Gather all lines in the records below that include the word "samarali".

>>>

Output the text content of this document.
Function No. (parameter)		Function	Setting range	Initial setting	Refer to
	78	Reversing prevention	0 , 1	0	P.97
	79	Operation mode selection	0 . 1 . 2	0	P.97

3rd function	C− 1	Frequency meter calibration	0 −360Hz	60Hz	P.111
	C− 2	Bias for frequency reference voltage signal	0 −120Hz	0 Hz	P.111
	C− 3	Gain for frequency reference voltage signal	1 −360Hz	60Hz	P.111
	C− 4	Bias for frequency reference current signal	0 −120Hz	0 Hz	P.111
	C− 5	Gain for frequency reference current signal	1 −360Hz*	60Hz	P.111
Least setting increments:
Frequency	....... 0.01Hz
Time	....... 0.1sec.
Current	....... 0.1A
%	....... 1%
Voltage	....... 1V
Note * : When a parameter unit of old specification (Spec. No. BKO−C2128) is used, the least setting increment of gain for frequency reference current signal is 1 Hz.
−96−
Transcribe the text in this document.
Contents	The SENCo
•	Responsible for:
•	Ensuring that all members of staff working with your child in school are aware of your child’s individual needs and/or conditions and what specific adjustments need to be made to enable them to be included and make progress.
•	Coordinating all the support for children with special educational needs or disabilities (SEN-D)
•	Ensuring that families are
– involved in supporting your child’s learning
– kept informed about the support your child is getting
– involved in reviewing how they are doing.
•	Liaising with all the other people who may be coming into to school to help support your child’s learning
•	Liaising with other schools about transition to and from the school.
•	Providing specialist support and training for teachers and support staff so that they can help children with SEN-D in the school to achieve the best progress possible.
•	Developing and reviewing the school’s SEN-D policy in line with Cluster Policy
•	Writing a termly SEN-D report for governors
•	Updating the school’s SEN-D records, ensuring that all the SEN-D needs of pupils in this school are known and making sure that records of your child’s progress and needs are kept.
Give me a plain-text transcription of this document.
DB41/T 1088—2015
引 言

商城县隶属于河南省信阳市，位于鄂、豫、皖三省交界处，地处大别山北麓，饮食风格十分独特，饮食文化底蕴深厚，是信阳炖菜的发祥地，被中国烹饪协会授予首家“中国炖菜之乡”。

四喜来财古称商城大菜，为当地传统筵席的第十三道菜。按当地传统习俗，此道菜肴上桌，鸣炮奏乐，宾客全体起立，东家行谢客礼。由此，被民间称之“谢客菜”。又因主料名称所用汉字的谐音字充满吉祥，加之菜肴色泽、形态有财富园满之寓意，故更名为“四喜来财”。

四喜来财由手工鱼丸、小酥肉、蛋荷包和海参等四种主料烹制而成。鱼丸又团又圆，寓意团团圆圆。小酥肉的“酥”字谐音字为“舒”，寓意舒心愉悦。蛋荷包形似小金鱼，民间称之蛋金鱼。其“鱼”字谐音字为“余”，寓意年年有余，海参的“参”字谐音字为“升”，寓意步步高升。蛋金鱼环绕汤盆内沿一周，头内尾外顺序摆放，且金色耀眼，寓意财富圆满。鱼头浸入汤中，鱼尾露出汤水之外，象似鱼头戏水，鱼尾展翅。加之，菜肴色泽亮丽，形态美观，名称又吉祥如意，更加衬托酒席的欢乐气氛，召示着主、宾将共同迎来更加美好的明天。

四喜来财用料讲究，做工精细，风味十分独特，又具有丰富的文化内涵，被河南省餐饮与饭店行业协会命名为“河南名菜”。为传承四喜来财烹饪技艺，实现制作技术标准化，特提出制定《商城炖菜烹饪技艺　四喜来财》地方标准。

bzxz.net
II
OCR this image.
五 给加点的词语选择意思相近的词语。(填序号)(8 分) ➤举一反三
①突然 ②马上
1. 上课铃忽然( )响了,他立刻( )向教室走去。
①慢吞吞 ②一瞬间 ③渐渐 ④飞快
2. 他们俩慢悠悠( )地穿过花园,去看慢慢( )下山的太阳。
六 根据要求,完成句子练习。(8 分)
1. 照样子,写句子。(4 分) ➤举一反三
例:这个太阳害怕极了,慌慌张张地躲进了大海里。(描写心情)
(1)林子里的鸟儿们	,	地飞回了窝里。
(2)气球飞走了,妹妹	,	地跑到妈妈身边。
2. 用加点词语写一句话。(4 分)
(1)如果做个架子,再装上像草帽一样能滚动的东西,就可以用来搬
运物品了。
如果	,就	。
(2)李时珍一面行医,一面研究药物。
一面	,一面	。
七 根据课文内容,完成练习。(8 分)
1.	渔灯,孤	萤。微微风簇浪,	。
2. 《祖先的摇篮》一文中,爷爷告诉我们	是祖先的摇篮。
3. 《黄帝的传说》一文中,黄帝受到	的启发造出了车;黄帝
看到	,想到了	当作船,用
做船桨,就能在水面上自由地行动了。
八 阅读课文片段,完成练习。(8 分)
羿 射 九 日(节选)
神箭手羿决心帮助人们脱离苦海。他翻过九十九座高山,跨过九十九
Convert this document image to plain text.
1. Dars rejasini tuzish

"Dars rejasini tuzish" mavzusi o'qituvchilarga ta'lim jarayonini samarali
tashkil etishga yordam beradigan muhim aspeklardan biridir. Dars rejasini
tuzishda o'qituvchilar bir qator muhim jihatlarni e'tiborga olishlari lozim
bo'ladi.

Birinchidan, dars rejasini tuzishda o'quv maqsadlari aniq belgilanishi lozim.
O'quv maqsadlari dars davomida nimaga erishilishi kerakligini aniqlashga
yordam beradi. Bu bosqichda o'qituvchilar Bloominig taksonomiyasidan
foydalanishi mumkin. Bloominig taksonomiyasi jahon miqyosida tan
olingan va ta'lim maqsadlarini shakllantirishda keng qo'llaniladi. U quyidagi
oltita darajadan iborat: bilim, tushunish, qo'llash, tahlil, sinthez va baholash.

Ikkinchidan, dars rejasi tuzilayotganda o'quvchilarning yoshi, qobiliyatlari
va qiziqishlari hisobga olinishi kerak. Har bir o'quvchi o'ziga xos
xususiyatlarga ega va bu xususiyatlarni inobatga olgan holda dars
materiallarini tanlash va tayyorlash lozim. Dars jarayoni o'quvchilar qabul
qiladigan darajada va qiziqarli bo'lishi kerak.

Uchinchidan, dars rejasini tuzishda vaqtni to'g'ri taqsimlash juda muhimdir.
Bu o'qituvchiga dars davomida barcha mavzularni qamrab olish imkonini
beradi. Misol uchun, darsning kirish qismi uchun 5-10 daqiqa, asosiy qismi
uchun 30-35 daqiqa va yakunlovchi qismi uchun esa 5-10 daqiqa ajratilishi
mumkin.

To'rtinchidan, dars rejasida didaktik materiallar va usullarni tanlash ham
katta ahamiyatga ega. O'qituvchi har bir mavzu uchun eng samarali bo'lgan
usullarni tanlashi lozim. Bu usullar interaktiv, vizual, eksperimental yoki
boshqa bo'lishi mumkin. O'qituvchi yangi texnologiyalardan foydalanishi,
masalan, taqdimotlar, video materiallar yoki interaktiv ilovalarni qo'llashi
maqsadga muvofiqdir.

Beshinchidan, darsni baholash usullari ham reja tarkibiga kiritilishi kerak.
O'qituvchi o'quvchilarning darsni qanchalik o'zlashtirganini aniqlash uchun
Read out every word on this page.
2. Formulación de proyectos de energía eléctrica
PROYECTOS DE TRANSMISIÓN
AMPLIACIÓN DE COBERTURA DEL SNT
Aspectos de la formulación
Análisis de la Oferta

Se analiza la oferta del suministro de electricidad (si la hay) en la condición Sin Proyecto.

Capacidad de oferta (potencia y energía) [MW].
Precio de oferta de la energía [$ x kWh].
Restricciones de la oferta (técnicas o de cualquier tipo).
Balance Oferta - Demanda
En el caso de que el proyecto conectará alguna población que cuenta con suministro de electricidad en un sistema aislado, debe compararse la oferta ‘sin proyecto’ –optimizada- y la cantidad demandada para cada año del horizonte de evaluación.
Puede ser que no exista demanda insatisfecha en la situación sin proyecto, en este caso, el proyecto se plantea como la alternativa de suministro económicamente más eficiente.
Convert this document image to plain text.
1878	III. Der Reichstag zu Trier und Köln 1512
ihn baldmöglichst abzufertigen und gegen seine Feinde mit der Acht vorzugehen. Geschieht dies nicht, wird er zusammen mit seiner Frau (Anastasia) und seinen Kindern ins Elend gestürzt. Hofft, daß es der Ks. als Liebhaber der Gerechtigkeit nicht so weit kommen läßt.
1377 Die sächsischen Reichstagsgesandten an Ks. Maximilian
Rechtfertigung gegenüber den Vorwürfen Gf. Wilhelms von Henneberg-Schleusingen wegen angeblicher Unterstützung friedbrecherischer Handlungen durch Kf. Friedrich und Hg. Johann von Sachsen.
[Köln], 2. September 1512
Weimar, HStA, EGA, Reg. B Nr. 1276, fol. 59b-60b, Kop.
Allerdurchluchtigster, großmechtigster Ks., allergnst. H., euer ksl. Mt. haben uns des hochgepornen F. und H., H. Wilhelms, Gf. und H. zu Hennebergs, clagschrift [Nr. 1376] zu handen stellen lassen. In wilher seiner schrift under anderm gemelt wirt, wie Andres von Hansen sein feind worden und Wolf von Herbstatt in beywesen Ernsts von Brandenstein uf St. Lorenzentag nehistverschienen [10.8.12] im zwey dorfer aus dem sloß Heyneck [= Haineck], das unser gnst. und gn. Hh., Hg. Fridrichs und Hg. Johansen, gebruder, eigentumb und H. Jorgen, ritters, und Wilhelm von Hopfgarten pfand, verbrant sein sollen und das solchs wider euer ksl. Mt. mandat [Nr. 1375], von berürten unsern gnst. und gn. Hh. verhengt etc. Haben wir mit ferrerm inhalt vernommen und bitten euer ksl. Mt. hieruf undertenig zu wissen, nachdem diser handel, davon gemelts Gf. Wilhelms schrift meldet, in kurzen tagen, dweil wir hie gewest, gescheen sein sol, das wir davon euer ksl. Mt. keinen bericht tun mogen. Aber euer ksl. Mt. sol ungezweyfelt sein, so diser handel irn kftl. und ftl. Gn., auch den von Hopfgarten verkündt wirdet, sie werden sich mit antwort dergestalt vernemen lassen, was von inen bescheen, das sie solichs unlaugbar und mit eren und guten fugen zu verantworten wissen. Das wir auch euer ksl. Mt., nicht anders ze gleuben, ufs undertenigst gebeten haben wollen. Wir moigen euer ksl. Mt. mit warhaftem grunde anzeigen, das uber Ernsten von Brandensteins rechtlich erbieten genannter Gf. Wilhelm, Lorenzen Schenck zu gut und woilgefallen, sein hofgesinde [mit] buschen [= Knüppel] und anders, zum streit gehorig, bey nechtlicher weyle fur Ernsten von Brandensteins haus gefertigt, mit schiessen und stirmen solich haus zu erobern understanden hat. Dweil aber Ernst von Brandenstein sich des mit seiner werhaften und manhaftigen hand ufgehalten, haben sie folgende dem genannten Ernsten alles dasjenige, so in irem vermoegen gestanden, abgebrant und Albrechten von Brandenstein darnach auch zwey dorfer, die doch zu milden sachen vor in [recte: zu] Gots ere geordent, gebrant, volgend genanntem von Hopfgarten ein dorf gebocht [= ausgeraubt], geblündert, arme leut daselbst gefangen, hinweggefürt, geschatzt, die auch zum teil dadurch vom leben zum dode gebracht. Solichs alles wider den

<<<

### Correct result
"Dars rejasini tuzish" mavzusi o'qituvchilarga ta'lim jarayonini samarali
katta ahamiyatga ega. O'qituvchi har bir mavzu uchun eng samarali bo'lgan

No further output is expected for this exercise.